Source material:
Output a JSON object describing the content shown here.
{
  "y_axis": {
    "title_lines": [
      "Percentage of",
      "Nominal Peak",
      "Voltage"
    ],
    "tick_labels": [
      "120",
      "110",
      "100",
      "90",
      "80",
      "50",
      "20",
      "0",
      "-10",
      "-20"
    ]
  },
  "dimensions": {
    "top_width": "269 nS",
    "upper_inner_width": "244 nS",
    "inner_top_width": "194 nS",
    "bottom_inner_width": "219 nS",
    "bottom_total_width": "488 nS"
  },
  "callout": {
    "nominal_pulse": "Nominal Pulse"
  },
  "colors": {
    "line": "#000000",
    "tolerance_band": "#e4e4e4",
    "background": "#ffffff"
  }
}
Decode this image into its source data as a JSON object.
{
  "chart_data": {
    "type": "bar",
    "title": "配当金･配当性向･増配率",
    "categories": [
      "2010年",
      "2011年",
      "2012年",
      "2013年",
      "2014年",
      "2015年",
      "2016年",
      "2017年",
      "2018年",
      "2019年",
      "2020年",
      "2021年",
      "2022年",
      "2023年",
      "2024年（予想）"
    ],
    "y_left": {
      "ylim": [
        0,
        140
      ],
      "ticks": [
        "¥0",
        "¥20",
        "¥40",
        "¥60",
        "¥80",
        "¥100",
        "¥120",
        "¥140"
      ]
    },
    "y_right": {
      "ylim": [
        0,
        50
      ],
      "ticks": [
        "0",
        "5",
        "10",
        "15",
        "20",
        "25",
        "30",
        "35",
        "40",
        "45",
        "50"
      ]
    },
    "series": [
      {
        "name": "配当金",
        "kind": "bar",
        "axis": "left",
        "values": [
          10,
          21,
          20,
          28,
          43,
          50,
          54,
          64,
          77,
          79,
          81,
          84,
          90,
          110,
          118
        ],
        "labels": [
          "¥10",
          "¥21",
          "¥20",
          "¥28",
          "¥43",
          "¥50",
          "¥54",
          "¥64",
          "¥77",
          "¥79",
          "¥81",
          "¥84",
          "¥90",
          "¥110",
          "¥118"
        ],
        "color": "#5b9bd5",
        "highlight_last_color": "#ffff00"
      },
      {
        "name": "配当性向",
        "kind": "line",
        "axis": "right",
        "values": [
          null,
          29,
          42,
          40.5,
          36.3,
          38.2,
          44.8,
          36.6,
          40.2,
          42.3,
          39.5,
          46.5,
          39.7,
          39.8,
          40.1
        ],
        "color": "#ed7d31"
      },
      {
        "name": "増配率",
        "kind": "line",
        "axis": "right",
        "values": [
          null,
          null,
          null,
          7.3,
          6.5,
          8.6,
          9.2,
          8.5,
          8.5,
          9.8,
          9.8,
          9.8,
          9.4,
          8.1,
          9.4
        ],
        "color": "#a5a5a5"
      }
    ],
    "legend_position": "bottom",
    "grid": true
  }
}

Directions: Exactly as shown above, return every record.

Result:
Output a JSON object describing the content shown here.
{
  "y_axis": {
    "title_lines": [
      "Percentage of",
      "Nominal Peak",
      "Voltage"
    ],
    "tick_labels": [
      "120",
      "110",
      "100",
      "90",
      "80",
      "50",
      "20",
      "0",
      "-10",
      "-20"
    ]
  },
  "dimensions": {
    "top_width": "269 nS",
    "upper_inner_width": "244 nS",
    "inner_top_width": "194 nS",
    "bottom_inner_width": "219 nS",
    "bottom_total_width": "488 nS"
  },
  "callout": {
    "nominal_pulse": "Nominal Pulse"
  },
  "colors": {
    "line": "#000000",
    "tolerance_band": "#e4e4e4",
    "background": "#ffffff"
  }
}
Decode this image into its source data as a JSON object.
{
  "chart_data": {
    "type": "bar",
    "title": "配当金･配当性向･増配率",
    "categories": [
      "2010年",
      "2011年",
      "2012年",
      "2013年",
      "2014年",
      "2015年",
      "2016年",
      "2017年",
      "2018年",
      "2019年",
      "2020年",
      "2021年",
      "2022年",
      "2023年",
      "2024年（予想）"
    ],
    "y_left": {
      "ylim": [
        0,
        140
      ],
      "ticks": [
        "¥0",
        "¥20",
        "¥40",
        "¥60",
        "¥80",
        "¥100",
        "¥120",
        "¥140"
      ]
    },
    "y_right": {
      "ylim": [
        0,
        50
      ],
      "ticks": [
        "0",
        "5",
        "10",
        "15",
        "20",
        "25",
        "30",
        "35",
        "40",
        "45",
        "50"
      ]
    },
    "series": [
      {
        "name": "配当金",
        "kind": "bar",
        "axis": "left",
        "values": [
          10,
          21,
          20,
          28,
          43,
          50,
          54,
          64,
          77,
          79,
          81,
          84,
          90,
          110,
          118
        ],
        "labels": [
          "¥10",
          "¥21",
          "¥20",
          "¥28",
          "¥43",
          "¥50",
          "¥54",
          "¥64",
          "¥77",
          "¥79",
          "¥81",
          "¥84",
          "¥90",
          "¥110",
          "¥118"
        ],
        "color": "#5b9bd5",
        "highlight_last_color": "#ffff00"
      },
      {
        "name": "配当性向",
        "kind": "line",
        "axis": "right",
        "values": [
          null,
          29,
          42,
          40.5,
          36.3,
          38.2,
          44.8,
          36.6,
          40.2,
          42.3,
          39.5,
          46.5,
          39.7,
          39.8,
          40.1
        ],
        "color": "#ed7d31"
      },
      {
        "name": "増配率",
        "kind": "line",
        "axis": "right",
        "values": [
          null,
          null,
          null,
          7.3,
          6.5,
          8.6,
          9.2,
          8.5,
          8.5,
          9.8,
          9.8,
          9.8,
          9.4,
          8.1,
          9.4
        ],
        "color": "#a5a5a5"
      }
    ],
    "legend_position": "bottom",
    "grid": true
  }
}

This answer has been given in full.